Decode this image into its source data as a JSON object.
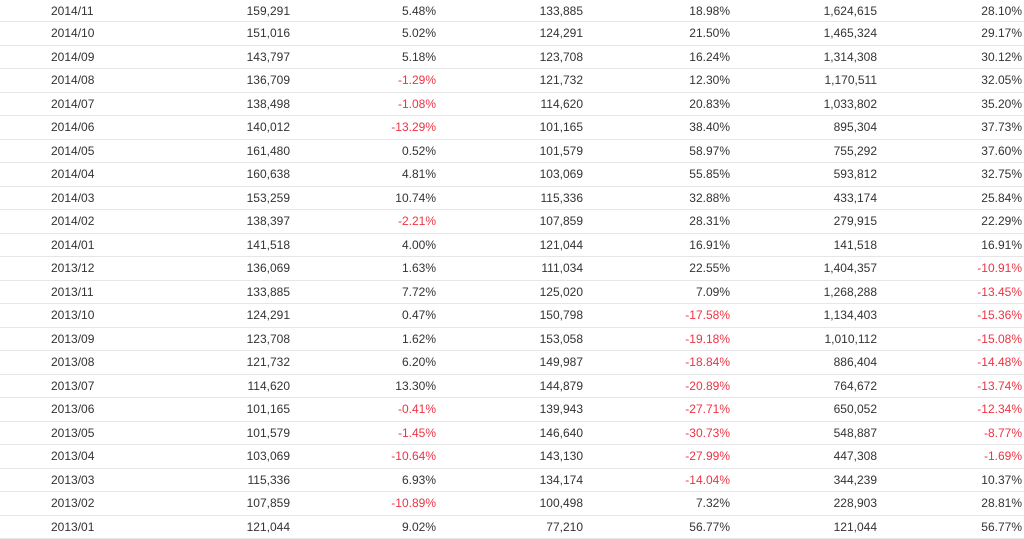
{
  "colors": {
    "text": "#333333",
    "negative": "#ee3344",
    "row_border": "#e6e6e6"
  },
  "rows": [
    [
      "2014/11",
      "159,291",
      "5.48%",
      "133,885",
      "18.98%",
      "1,624,615",
      "28.10%"
    ],
    [
      "2014/10",
      "151,016",
      "5.02%",
      "124,291",
      "21.50%",
      "1,465,324",
      "29.17%"
    ],
    [
      "2014/09",
      "143,797",
      "5.18%",
      "123,708",
      "16.24%",
      "1,314,308",
      "30.12%"
    ],
    [
      "2014/08",
      "136,709",
      "-1.29%",
      "121,732",
      "12.30%",
      "1,170,511",
      "32.05%"
    ],
    [
      "2014/07",
      "138,498",
      "-1.08%",
      "114,620",
      "20.83%",
      "1,033,802",
      "35.20%"
    ],
    [
      "2014/06",
      "140,012",
      "-13.29%",
      "101,165",
      "38.40%",
      "895,304",
      "37.73%"
    ],
    [
      "2014/05",
      "161,480",
      "0.52%",
      "101,579",
      "58.97%",
      "755,292",
      "37.60%"
    ],
    [
      "2014/04",
      "160,638",
      "4.81%",
      "103,069",
      "55.85%",
      "593,812",
      "32.75%"
    ],
    [
      "2014/03",
      "153,259",
      "10.74%",
      "115,336",
      "32.88%",
      "433,174",
      "25.84%"
    ],
    [
      "2014/02",
      "138,397",
      "-2.21%",
      "107,859",
      "28.31%",
      "279,915",
      "22.29%"
    ],
    [
      "2014/01",
      "141,518",
      "4.00%",
      "121,044",
      "16.91%",
      "141,518",
      "16.91%"
    ],
    [
      "2013/12",
      "136,069",
      "1.63%",
      "111,034",
      "22.55%",
      "1,404,357",
      "-10.91%"
    ],
    [
      "2013/11",
      "133,885",
      "7.72%",
      "125,020",
      "7.09%",
      "1,268,288",
      "-13.45%"
    ],
    [
      "2013/10",
      "124,291",
      "0.47%",
      "150,798",
      "-17.58%",
      "1,134,403",
      "-15.36%"
    ],
    [
      "2013/09",
      "123,708",
      "1.62%",
      "153,058",
      "-19.18%",
      "1,010,112",
      "-15.08%"
    ],
    [
      "2013/08",
      "121,732",
      "6.20%",
      "149,987",
      "-18.84%",
      "886,404",
      "-14.48%"
    ],
    [
      "2013/07",
      "114,620",
      "13.30%",
      "144,879",
      "-20.89%",
      "764,672",
      "-13.74%"
    ],
    [
      "2013/06",
      "101,165",
      "-0.41%",
      "139,943",
      "-27.71%",
      "650,052",
      "-12.34%"
    ],
    [
      "2013/05",
      "101,579",
      "-1.45%",
      "146,640",
      "-30.73%",
      "548,887",
      "-8.77%"
    ],
    [
      "2013/04",
      "103,069",
      "-10.64%",
      "143,130",
      "-27.99%",
      "447,308",
      "-1.69%"
    ],
    [
      "2013/03",
      "115,336",
      "6.93%",
      "134,174",
      "-14.04%",
      "344,239",
      "10.37%"
    ],
    [
      "2013/02",
      "107,859",
      "-10.89%",
      "100,498",
      "7.32%",
      "228,903",
      "28.81%"
    ],
    [
      "2013/01",
      "121,044",
      "9.02%",
      "77,210",
      "56.77%",
      "121,044",
      "56.77%"
    ]
  ]
}
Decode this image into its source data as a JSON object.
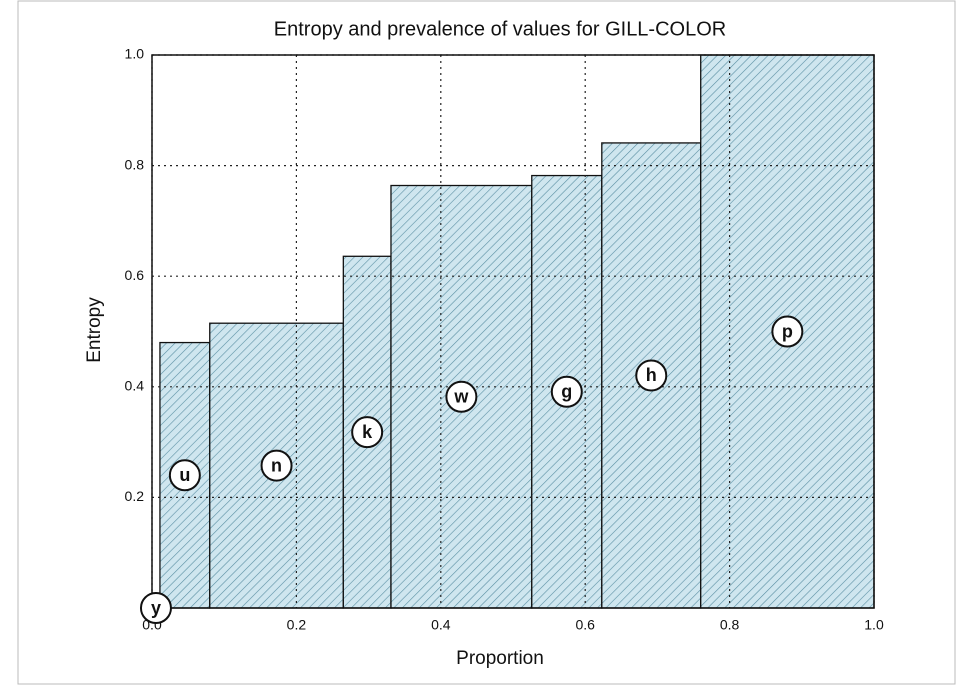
{
  "chart_data": {
    "type": "histogram",
    "title": "Entropy and prevalence of values for GILL-COLOR",
    "xlabel": "Proportion",
    "ylabel": "Entropy",
    "categories": [
      "y",
      "u",
      "n",
      "k",
      "w",
      "g",
      "h",
      "p"
    ],
    "bins": [
      0,
      0.011,
      0.08,
      0.265,
      0.331,
      0.526,
      0.623,
      0.76,
      1.0
    ],
    "values": [
      0,
      0.48,
      0.515,
      0.636,
      0.764,
      0.782,
      0.841,
      1.0
    ],
    "color": "#cfe6ef",
    "hatch_color": "#5a8fa3",
    "xlim": [
      0,
      1
    ],
    "ylim": [
      0,
      1
    ],
    "xticks": [
      {
        "value": 0,
        "label": "0.0"
      },
      0.2,
      0.4,
      0.6,
      0.8,
      {
        "value": 1,
        "label": "1.0"
      }
    ],
    "yticks": [
      0.2,
      0.4,
      0.6,
      0.8,
      {
        "value": 1,
        "label": "1.0"
      }
    ],
    "grid": true
  }
}
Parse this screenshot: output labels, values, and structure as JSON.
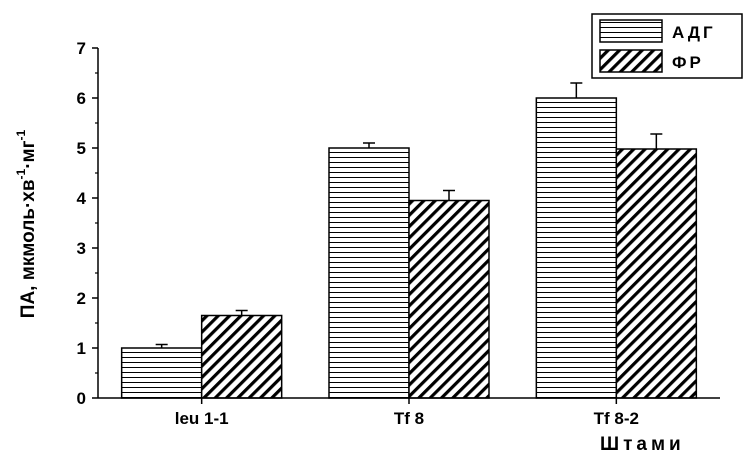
{
  "chart_data": {
    "type": "bar",
    "categories": [
      "leu 1-1",
      "Tf 8",
      "Tf 8-2"
    ],
    "series": [
      {
        "name": "АДГ",
        "values": [
          1.0,
          5.0,
          6.0
        ],
        "errors": [
          0.07,
          0.1,
          0.3
        ],
        "pattern": "horizontal-lines"
      },
      {
        "name": "ФР",
        "values": [
          1.65,
          3.95,
          4.98
        ],
        "errors": [
          0.1,
          0.2,
          0.3
        ],
        "pattern": "diagonal-lines"
      }
    ],
    "xlabel": "Штами",
    "ylabel": "ПА, мкмоль·хв⁻¹·мг⁻¹",
    "ylabel_parts": {
      "main": "ПА, мкмоль·хв",
      "sup1": "-1",
      "mid": "·мг",
      "sup2": "-1"
    },
    "ylim": [
      0,
      7
    ],
    "yticks": [
      "0",
      "1",
      "2",
      "3",
      "4",
      "5",
      "6",
      "7"
    ],
    "legend_position": "top-right",
    "grid": false
  }
}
# # #
§ **WHAT THIS TASK INVOLVES**: Without the pictures, output the full listing exactly as it stands.

§ **THE RESULT**:
Decode this image into its source data as a JSON object.
{
  "colors": {
    "text": "#333333",
    "negative": "#ee3344",
    "row_border": "#e6e6e6"
  },
  "rows": [
    [
      "2014/11",
      "159,291",
      "5.48%",
      "133,885",
      "18.98%",
      "1,624,615",
      "28.10%"
    ],
    [
      "2014/10",
      "151,016",
      "5.02%",
      "124,291",
      "21.50%",
      "1,465,324",
      "29.17%"
    ],
    [
      "2014/09",
      "143,797",
      "5.18%",
      "123,708",
      "16.24%",
      "1,314,308",
      "30.12%"
    ],
    [
      "2014/08",
      "136,709",
      "-1.29%",
      "121,732",
      "12.30%",
      "1,170,511",
      "32.05%"
    ],
    [
      "2014/07",
      "138,498",
      "-1.08%",
      "114,620",
      "20.83%",
      "1,033,802",
      "35.20%"
    ],
    [
      "2014/06",
      "140,012",
      "-13.29%",
      "101,165",
      "38.40%",
      "895,304",
      "37.73%"
    ],
    [
      "2014/05",
      "161,480",
      "0.52%",
      "101,579",
      "58.97%",
      "755,292",
      "37.60%"
    ],
    [
      "2014/04",
      "160,638",
      "4.81%",
      "103,069",
      "55.85%",
      "593,812",
      "32.75%"
    ],
    [
      "2014/03",
      "153,259",
      "10.74%",
      "115,336",
      "32.88%",
      "433,174",
      "25.84%"
    ],
    [
      "2014/02",
      "138,397",
      "-2.21%",
      "107,859",
      "28.31%",
      "279,915",
      "22.29%"
    ],
    [
      "2014/01",
      "141,518",
      "4.00%",
      "121,044",
      "16.91%",
      "141,518",
      "16.91%"
    ],
    [
      "2013/12",
      "136,069",
      "1.63%",
      "111,034",
      "22.55%",
      "1,404,357",
      "-10.91%"
    ],
    [
      "2013/11",
      "133,885",
      "7.72%",
      "125,020",
      "7.09%",
      "1,268,288",
      "-13.45%"
    ],
    [
      "2013/10",
      "124,291",
      "0.47%",
      "150,798",
      "-17.58%",
      "1,134,403",
      "-15.36%"
    ],
    [
      "2013/09",
      "123,708",
      "1.62%",
      "153,058",
      "-19.18%",
      "1,010,112",
      "-15.08%"
    ],
    [
      "2013/08",
      "121,732",
      "6.20%",
      "149,987",
      "-18.84%",
      "886,404",
      "-14.48%"
    ],
    [
      "2013/07",
      "114,620",
      "13.30%",
      "144,879",
      "-20.89%",
      "764,672",
      "-13.74%"
    ],
    [
      "2013/06",
      "101,165",
      "-0.41%",
      "139,943",
      "-27.71%",
      "650,052",
      "-12.34%"
    ],
    [
      "2013/05",
      "101,579",
      "-1.45%",
      "146,640",
      "-30.73%",
      "548,887",
      "-8.77%"
    ],
    [
      "2013/04",
      "103,069",
      "-10.64%",
      "143,130",
      "-27.99%",
      "447,308",
      "-1.69%"
    ],
    [
      "2013/03",
      "115,336",
      "6.93%",
      "134,174",
      "-14.04%",
      "344,239",
      "10.37%"
    ],
    [
      "2013/02",
      "107,859",
      "-10.89%",
      "100,498",
      "7.32%",
      "228,903",
      "28.81%"
    ],
    [
      "2013/01",
      "121,044",
      "9.02%",
      "77,210",
      "56.77%",
      "121,044",
      "56.77%"
    ]
  ]
}
Decode this image into its source data as a JSON object.
{
  "chart_data": {
    "type": "histogram",
    "title": "Entropy and prevalence of values for GILL-COLOR",
    "xlabel": "Proportion",
    "ylabel": "Entropy",
    "categories": [
      "y",
      "u",
      "n",
      "k",
      "w",
      "g",
      "h",
      "p"
    ],
    "bins": [
      0,
      0.011,
      0.08,
      0.265,
      0.331,
      0.526,
      0.623,
      0.76,
      1.0
    ],
    "values": [
      0,
      0.48,
      0.515,
      0.636,
      0.764,
      0.782,
      0.841,
      1.0
    ],
    "color": "#cfe6ef",
    "hatch_color": "#5a8fa3",
    "xlim": [
      0,
      1
    ],
    "ylim": [
      0,
      1
    ],
    "xticks": [
      {
        "value": 0,
        "label": "0.0"
      },
      0.2,
      0.4,
      0.6,
      0.8,
      {
        "value": 1,
        "label": "1.0"
      }
    ],
    "yticks": [
      0.2,
      0.4,
      0.6,
      0.8,
      {
        "value": 1,
        "label": "1.0"
      }
    ],
    "grid": true
  }
}
Parse this screenshot: output labels, values, and structure as JSON.
{
  "chart_data": {
    "type": "bar",
    "categories": [
      "leu 1-1",
      "Tf 8",
      "Tf 8-2"
    ],
    "series": [
      {
        "name": "АДГ",
        "values": [
          1.0,
          5.0,
          6.0
        ],
        "errors": [
          0.07,
          0.1,
          0.3
        ],
        "pattern": "horizontal-lines"
      },
      {
        "name": "ФР",
        "values": [
          1.65,
          3.95,
          4.98
        ],
        "errors": [
          0.1,
          0.2,
          0.3
        ],
        "pattern": "diagonal-lines"
      }
    ],
    "xlabel": "Штами",
    "ylabel": "ПА, мкмоль·хв⁻¹·мг⁻¹",
    "ylabel_parts": {
      "main": "ПА, мкмоль·хв",
      "sup1": "-1",
      "mid": "·мг",
      "sup2": "-1"
    },
    "ylim": [
      0,
      7
    ],
    "yticks": [
      "0",
      "1",
      "2",
      "3",
      "4",
      "5",
      "6",
      "7"
    ],
    "legend_position": "top-right",
    "grid": false
  }
}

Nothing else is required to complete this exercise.